- _Task goal_
The records below must be transcribed exactly. Do not include the pictures.

START

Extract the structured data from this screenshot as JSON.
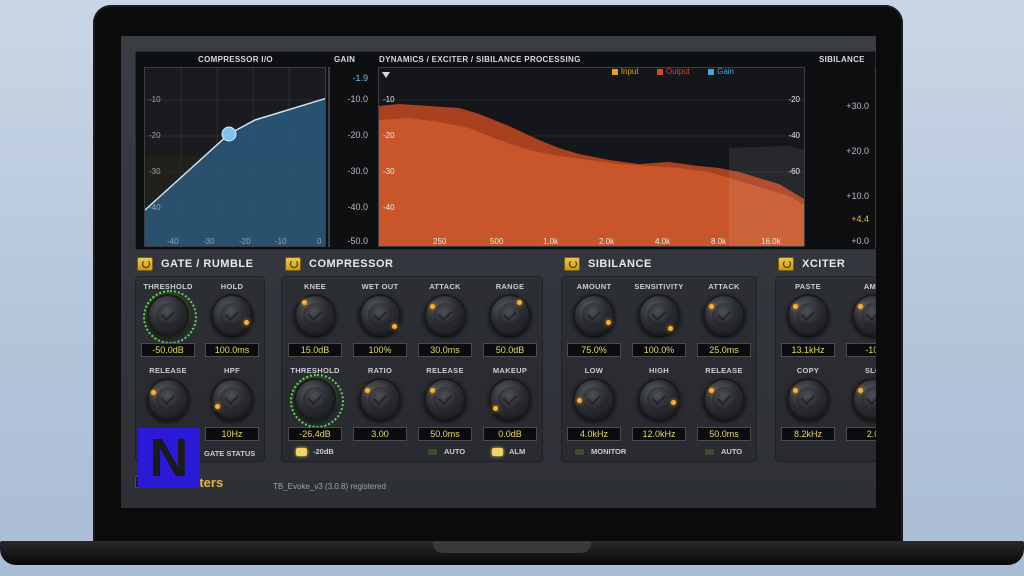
{
  "plugin": {
    "display": {
      "compressor_io_title": "COMPRESSOR I/O",
      "gain_title": "GAIN",
      "dynamics_title": "DYNAMICS / EXCITER / SIBILANCE PROCESSING",
      "sibilance_title": "SIBILANCE",
      "legend": {
        "input": "Input",
        "output": "Output",
        "gain": "Gain"
      },
      "legend_colors": {
        "input": "#e0a21a",
        "output": "#cc4a2a",
        "gain": "#4aa3d8"
      },
      "io_y_labels": [
        "-10",
        "-20",
        "-30",
        "-40"
      ],
      "io_x_labels": [
        "-40",
        "-30",
        "-20",
        "-10",
        "0"
      ],
      "gain_labels": [
        "-1.9",
        "-10.0",
        "-20.0",
        "-30.0",
        "-40.0",
        "-50.0"
      ],
      "spectrum_left_labels": [
        "-10",
        "-20",
        "-30",
        "-40"
      ],
      "spectrum_right_labels": [
        "-20",
        "-40",
        "-60"
      ],
      "spectrum_x_labels": [
        "250",
        "500",
        "1.0k",
        "2.0k",
        "4.0k",
        "8.0k",
        "16.0k"
      ],
      "sib_labels": [
        "+30.0",
        "+20.0",
        "+10.0",
        "+4.4",
        "+0.0"
      ]
    },
    "sections": {
      "gate": {
        "title": "GATE / RUMBLE"
      },
      "compressor": {
        "title": "COMPRESSOR"
      },
      "sibilance": {
        "title": "SIBILANCE"
      },
      "xciter": {
        "title": "XCITER"
      }
    },
    "gate": {
      "threshold": {
        "label": "THRESHOLD",
        "value": "-50.0dB"
      },
      "hold": {
        "label": "HOLD",
        "value": "100.0ms"
      },
      "release": {
        "label": "RELEASE",
        "value": ""
      },
      "hpf": {
        "label": "HPF",
        "value": "10Hz"
      },
      "status": "GATE STATUS"
    },
    "compressor": {
      "knee": {
        "label": "KNEE",
        "value": "15.0dB"
      },
      "wet_out": {
        "label": "WET OUT",
        "value": "100%"
      },
      "attack": {
        "label": "ATTACK",
        "value": "30.0ms"
      },
      "range": {
        "label": "RANGE",
        "value": "50.0dB"
      },
      "threshold": {
        "label": "THRESHOLD",
        "value": "-26.4dB"
      },
      "ratio": {
        "label": "RATIO",
        "value": "3.00"
      },
      "release": {
        "label": "RELEASE",
        "value": "50.0ms"
      },
      "makeup": {
        "label": "MAKEUP",
        "value": "0.0dB"
      },
      "toggle_20db": "-20dB",
      "toggle_auto": "AUTO",
      "toggle_alm": "ALM"
    },
    "sibilance": {
      "amount": {
        "label": "AMOUNT",
        "value": "75.0%"
      },
      "sensitivity": {
        "label": "SENSITIVITY",
        "value": "100.0%"
      },
      "attack": {
        "label": "ATTACK",
        "value": "25.0ms"
      },
      "low": {
        "label": "LOW",
        "value": "4.0kHz"
      },
      "high": {
        "label": "HIGH",
        "value": "12.0kHz"
      },
      "release": {
        "label": "RELEASE",
        "value": "50.0ms"
      },
      "toggle_monitor": "MONITOR",
      "toggle_auto": "AUTO"
    },
    "xciter": {
      "paste": {
        "label": "PASTE",
        "value": "13.1kHz"
      },
      "amount": {
        "label": "AMO",
        "value": "-10."
      },
      "copy": {
        "label": "COPY",
        "value": "8.2kHz"
      },
      "slope": {
        "label": "SLO",
        "value": "2.0"
      }
    },
    "footer": {
      "brand": "oosters",
      "brand_partial": "C",
      "version": "TB_Evoke_v3 (3.0.8) registered"
    },
    "overlay_logo": "N"
  }
}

END

- _Output of the exercise_
Extract the structured data from this screenshot as JSON.
{
  "plugin": {
    "display": {
      "compressor_io_title": "COMPRESSOR I/O",
      "gain_title": "GAIN",
      "dynamics_title": "DYNAMICS / EXCITER / SIBILANCE PROCESSING",
      "sibilance_title": "SIBILANCE",
      "legend": {
        "input": "Input",
        "output": "Output",
        "gain": "Gain"
      },
      "legend_colors": {
        "input": "#e0a21a",
        "output": "#cc4a2a",
        "gain": "#4aa3d8"
      },
      "io_y_labels": [
        "-10",
        "-20",
        "-30",
        "-40"
      ],
      "io_x_labels": [
        "-40",
        "-30",
        "-20",
        "-10",
        "0"
      ],
      "gain_labels": [
        "-1.9",
        "-10.0",
        "-20.0",
        "-30.0",
        "-40.0",
        "-50.0"
      ],
      "spectrum_left_labels": [
        "-10",
        "-20",
        "-30",
        "-40"
      ],
      "spectrum_right_labels": [
        "-20",
        "-40",
        "-60"
      ],
      "spectrum_x_labels": [
        "250",
        "500",
        "1.0k",
        "2.0k",
        "4.0k",
        "8.0k",
        "16.0k"
      ],
      "sib_labels": [
        "+30.0",
        "+20.0",
        "+10.0",
        "+4.4",
        "+0.0"
      ]
    },
    "sections": {
      "gate": {
        "title": "GATE / RUMBLE"
      },
      "compressor": {
        "title": "COMPRESSOR"
      },
      "sibilance": {
        "title": "SIBILANCE"
      },
      "xciter": {
        "title": "XCITER"
      }
    },
    "gate": {
      "threshold": {
        "label": "THRESHOLD",
        "value": "-50.0dB"
      },
      "hold": {
        "label": "HOLD",
        "value": "100.0ms"
      },
      "release": {
        "label": "RELEASE",
        "value": ""
      },
      "hpf": {
        "label": "HPF",
        "value": "10Hz"
      },
      "status": "GATE STATUS"
    },
    "compressor": {
      "knee": {
        "label": "KNEE",
        "value": "15.0dB"
      },
      "wet_out": {
        "label": "WET OUT",
        "value": "100%"
      },
      "attack": {
        "label": "ATTACK",
        "value": "30.0ms"
      },
      "range": {
        "label": "RANGE",
        "value": "50.0dB"
      },
      "threshold": {
        "label": "THRESHOLD",
        "value": "-26.4dB"
      },
      "ratio": {
        "label": "RATIO",
        "value": "3.00"
      },
      "release": {
        "label": "RELEASE",
        "value": "50.0ms"
      },
      "makeup": {
        "label": "MAKEUP",
        "value": "0.0dB"
      },
      "toggle_20db": "-20dB",
      "toggle_auto": "AUTO",
      "toggle_alm": "ALM"
    },
    "sibilance": {
      "amount": {
        "label": "AMOUNT",
        "value": "75.0%"
      },
      "sensitivity": {
        "label": "SENSITIVITY",
        "value": "100.0%"
      },
      "attack": {
        "label": "ATTACK",
        "value": "25.0ms"
      },
      "low": {
        "label": "LOW",
        "value": "4.0kHz"
      },
      "high": {
        "label": "HIGH",
        "value": "12.0kHz"
      },
      "release": {
        "label": "RELEASE",
        "value": "50.0ms"
      },
      "toggle_monitor": "MONITOR",
      "toggle_auto": "AUTO"
    },
    "xciter": {
      "paste": {
        "label": "PASTE",
        "value": "13.1kHz"
      },
      "amount": {
        "label": "AMO",
        "value": "-10."
      },
      "copy": {
        "label": "COPY",
        "value": "8.2kHz"
      },
      "slope": {
        "label": "SLO",
        "value": "2.0"
      }
    },
    "footer": {
      "brand": "oosters",
      "brand_partial": "C",
      "version": "TB_Evoke_v3 (3.0.8) registered"
    },
    "overlay_logo": "N"
  }
}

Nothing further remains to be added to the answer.